# TEXT TO READ
:::
# Cooling fan won't work



## mikestony (Jan 17, 2013)

Hey Gus, 
I may not know much about cars and our Cruze's in general, and don't take this the wrong way, but how would you make it run to test it?
I mean, it's frigid cold out now and I don't think it would run even if you let the engine run all night? :huh:


----------



## Gus_Mahn (Aug 16, 2011)

It should run with the ac on or in defrost mode. The fan also goes nuts if you unplug the air-meter but not on this car, so I don't think the fan works.


----------



## NickD (Dec 10, 2011)

What does your temperature gauge say, are you over heating? On these tiny four cylinder cars, fan rarely comes on, 04 Cavalier was that way, even with the AC turned on. Would kick on if the temperature hit 215*F, with a 195*F thermostat. But the Cruze runs normally at 220*F.

If you are overheating, then have reason for concern, here switching on the AC doesn't do anything like a day like today, OAT is -11*F.


----------



## Valpo Cruze (Feb 23, 2014)

Cooling fan should kick in even in the winter if the AC or defrost is running. I have also had it come on with cars while sitting at an idle when the engine starts to heat up. On the Jeeps there is a relay that controls the fan, not sure on the Cruze but I guess it should be similar. For the Jeep Crand Cherokee it was under the passenger headlight and behind the bumper support. That was an expensive labor bill for a $50 part.
:::
# SOURCE DATA
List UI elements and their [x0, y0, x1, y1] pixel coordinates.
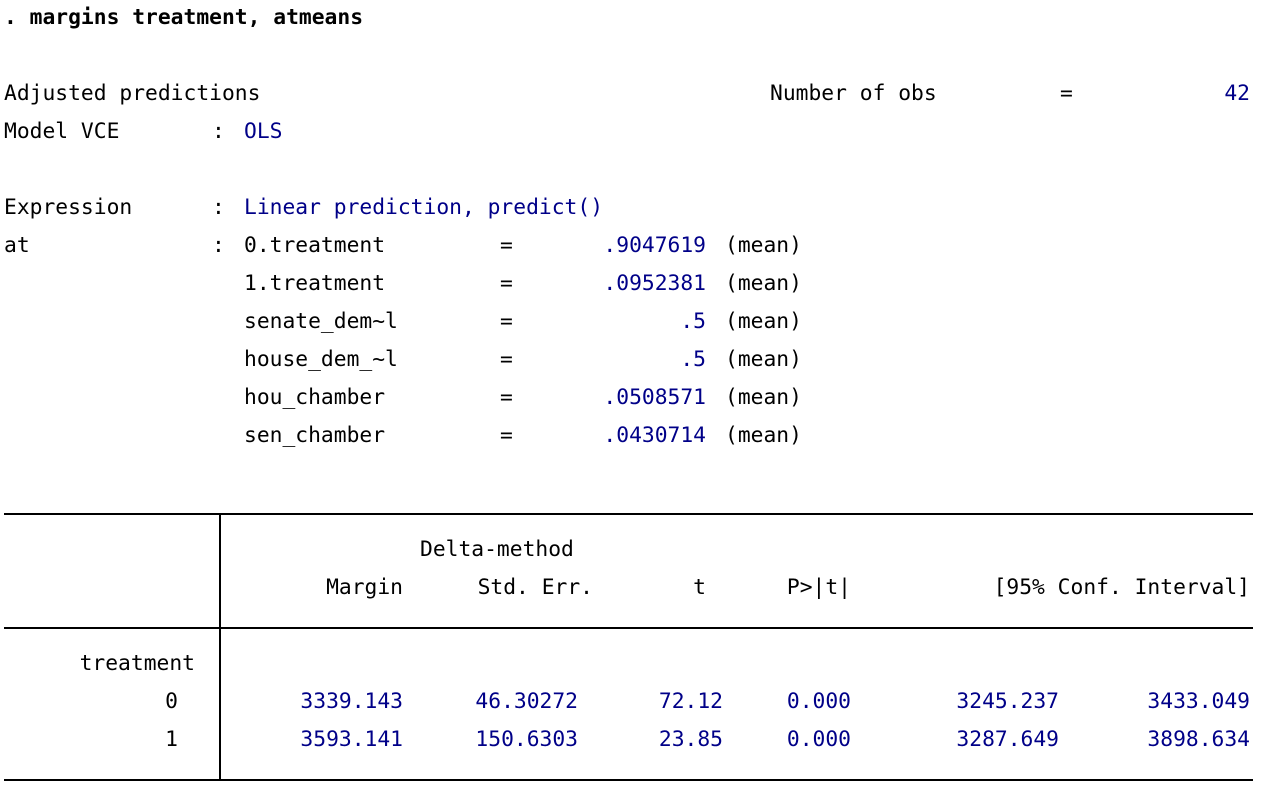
:::
# PROMPT A
From the cooling fan thread, reproduce word for word the part that opens with the words containing "It should run" and closes with "(Dec 10, 2011)".
# PROMPT B
Answer these about the cooling fan thread:
(i) According to Gus_Mahn, in which two situations should the fan run?
(ii) At what temperature does NickD say the Cruze normally runs?
(iii) Where was the fan relay located on the Jeep that Valpo Cruze describes?

# CORRECT OUTPUT A
It should run with the ac on or in defrost mode. The fan also goes nuts if you unplug the air-meter but not on this car, so I don't think the fan works.


----------



## NickD (Dec 10, 2011)

# CORRECT OUTPUT B
(i) With the AC on or in defrost mode.
(ii) 220°F.
(iii) Under the passenger headlight and behind the bumper support.